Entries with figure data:

○ ○ ○ ○ ○

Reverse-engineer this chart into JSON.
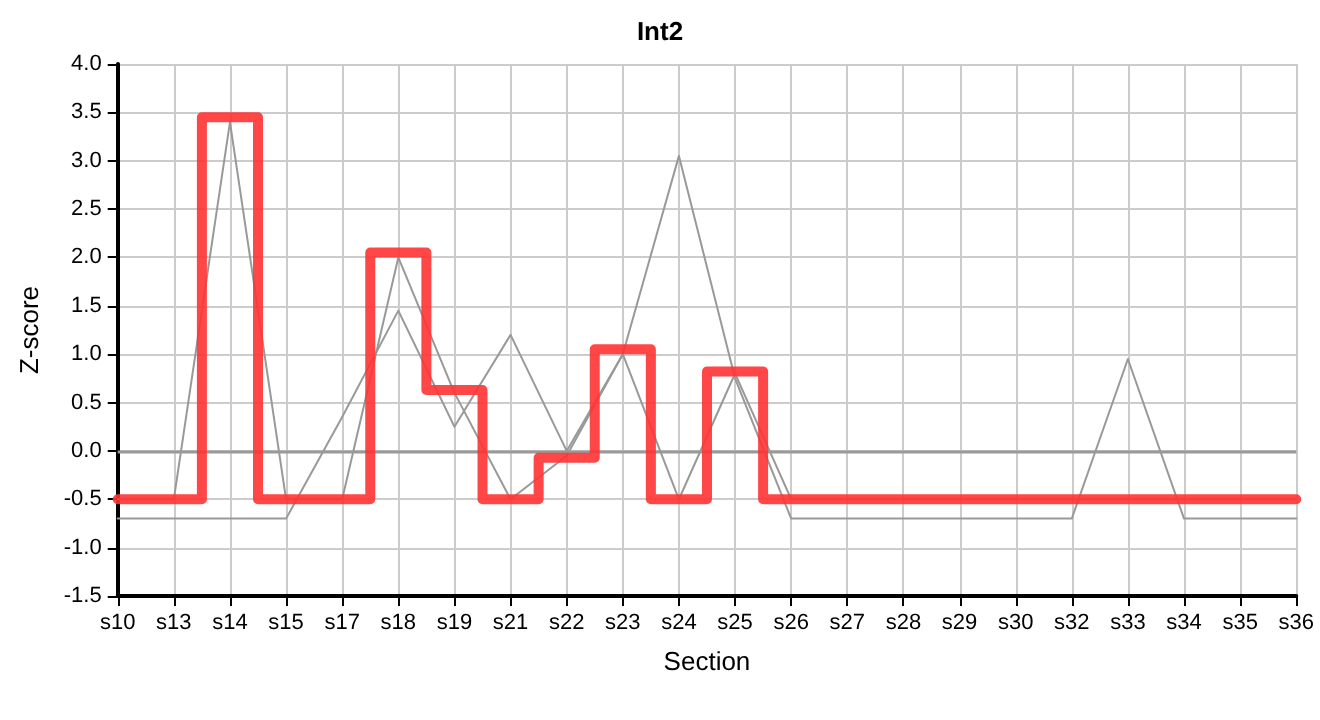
{
  "chart_data": {
    "type": "line",
    "title": "Int2",
    "xlabel": "Section",
    "ylabel": "Z-score",
    "categories": [
      "s10",
      "s13",
      "s14",
      "s15",
      "s17",
      "s18",
      "s19",
      "s21",
      "s22",
      "s23",
      "s24",
      "s25",
      "s26",
      "s27",
      "s28",
      "s29",
      "s30",
      "s32",
      "s33",
      "s34",
      "s35",
      "s36"
    ],
    "series": [
      {
        "color": "#999999",
        "values": [
          -0.7,
          -0.7,
          -0.7,
          -0.7,
          0.35,
          1.45,
          0.25,
          1.2,
          0.0,
          1.0,
          3.05,
          0.75,
          -0.7,
          -0.7,
          -0.7,
          -0.7,
          -0.7,
          -0.7,
          0.95,
          -0.7,
          -0.7,
          -0.7
        ]
      },
      {
        "color": "#999999",
        "values": [
          -0.5,
          -0.5,
          3.4,
          -0.5,
          -0.5,
          2.0,
          0.6,
          -0.5,
          -0.05,
          1.0,
          -0.5,
          0.8,
          -0.5,
          -0.5,
          -0.5,
          -0.5,
          -0.5,
          -0.5,
          -0.5,
          -0.5,
          -0.5,
          -0.5
        ]
      },
      {
        "type": "step",
        "color": "#ff3333",
        "values": [
          -0.5,
          -0.5,
          3.45,
          -0.5,
          -0.5,
          2.05,
          0.63,
          -0.5,
          -0.07,
          1.05,
          -0.5,
          0.82,
          -0.5,
          -0.5,
          -0.5,
          -0.5,
          -0.5,
          -0.5,
          -0.5,
          -0.5,
          -0.5,
          -0.5
        ]
      }
    ],
    "ylim": [
      -1.5,
      4.0
    ],
    "yticks": [
      {
        "value": -1.5,
        "label": "-1.5"
      },
      {
        "value": -1,
        "label": "-1.0"
      },
      {
        "value": -0.5,
        "label": "-0.5"
      },
      {
        "value": 0,
        "label": "0.0"
      },
      {
        "value": 0.5,
        "label": "0.5"
      },
      {
        "value": 1,
        "label": "1.0"
      },
      {
        "value": 1.5,
        "label": "1.5"
      },
      {
        "value": 2,
        "label": "2.0"
      },
      {
        "value": 2.5,
        "label": "2.5"
      },
      {
        "value": 3,
        "label": "3.0"
      },
      {
        "value": 3.5,
        "label": "3.5"
      },
      {
        "value": 4,
        "label": "4.0"
      }
    ],
    "ref_lines": [
      {
        "axis": "y",
        "value": 0,
        "color": "#999999"
      }
    ],
    "grid": true,
    "marker": "none",
    "line_style": "solid"
  }
}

○ ○ ○ ○ ○

YOUR OBJECTIVE:
Keep the pictures out of your copy, and repeat every entry above exactly.

EXERCISE OUTPUT:
Reverse-engineer this chart into JSON.
{
  "chart_data": {
    "type": "line",
    "title": "Int2",
    "xlabel": "Section",
    "ylabel": "Z-score",
    "categories": [
      "s10",
      "s13",
      "s14",
      "s15",
      "s17",
      "s18",
      "s19",
      "s21",
      "s22",
      "s23",
      "s24",
      "s25",
      "s26",
      "s27",
      "s28",
      "s29",
      "s30",
      "s32",
      "s33",
      "s34",
      "s35",
      "s36"
    ],
    "series": [
      {
        "color": "#999999",
        "values": [
          -0.7,
          -0.7,
          -0.7,
          -0.7,
          0.35,
          1.45,
          0.25,
          1.2,
          0.0,
          1.0,
          3.05,
          0.75,
          -0.7,
          -0.7,
          -0.7,
          -0.7,
          -0.7,
          -0.7,
          0.95,
          -0.7,
          -0.7,
          -0.7
        ]
      },
      {
        "color": "#999999",
        "values": [
          -0.5,
          -0.5,
          3.4,
          -0.5,
          -0.5,
          2.0,
          0.6,
          -0.5,
          -0.05,
          1.0,
          -0.5,
          0.8,
          -0.5,
          -0.5,
          -0.5,
          -0.5,
          -0.5,
          -0.5,
          -0.5,
          -0.5,
          -0.5,
          -0.5
        ]
      },
      {
        "type": "step",
        "color": "#ff3333",
        "values": [
          -0.5,
          -0.5,
          3.45,
          -0.5,
          -0.5,
          2.05,
          0.63,
          -0.5,
          -0.07,
          1.05,
          -0.5,
          0.82,
          -0.5,
          -0.5,
          -0.5,
          -0.5,
          -0.5,
          -0.5,
          -0.5,
          -0.5,
          -0.5,
          -0.5
        ]
      }
    ],
    "ylim": [
      -1.5,
      4.0
    ],
    "yticks": [
      {
        "value": -1.5,
        "label": "-1.5"
      },
      {
        "value": -1,
        "label": "-1.0"
      },
      {
        "value": -0.5,
        "label": "-0.5"
      },
      {
        "value": 0,
        "label": "0.0"
      },
      {
        "value": 0.5,
        "label": "0.5"
      },
      {
        "value": 1,
        "label": "1.0"
      },
      {
        "value": 1.5,
        "label": "1.5"
      },
      {
        "value": 2,
        "label": "2.0"
      },
      {
        "value": 2.5,
        "label": "2.5"
      },
      {
        "value": 3,
        "label": "3.0"
      },
      {
        "value": 3.5,
        "label": "3.5"
      },
      {
        "value": 4,
        "label": "4.0"
      }
    ],
    "ref_lines": [
      {
        "axis": "y",
        "value": 0,
        "color": "#999999"
      }
    ],
    "grid": true,
    "marker": "none",
    "line_style": "solid"
  }
}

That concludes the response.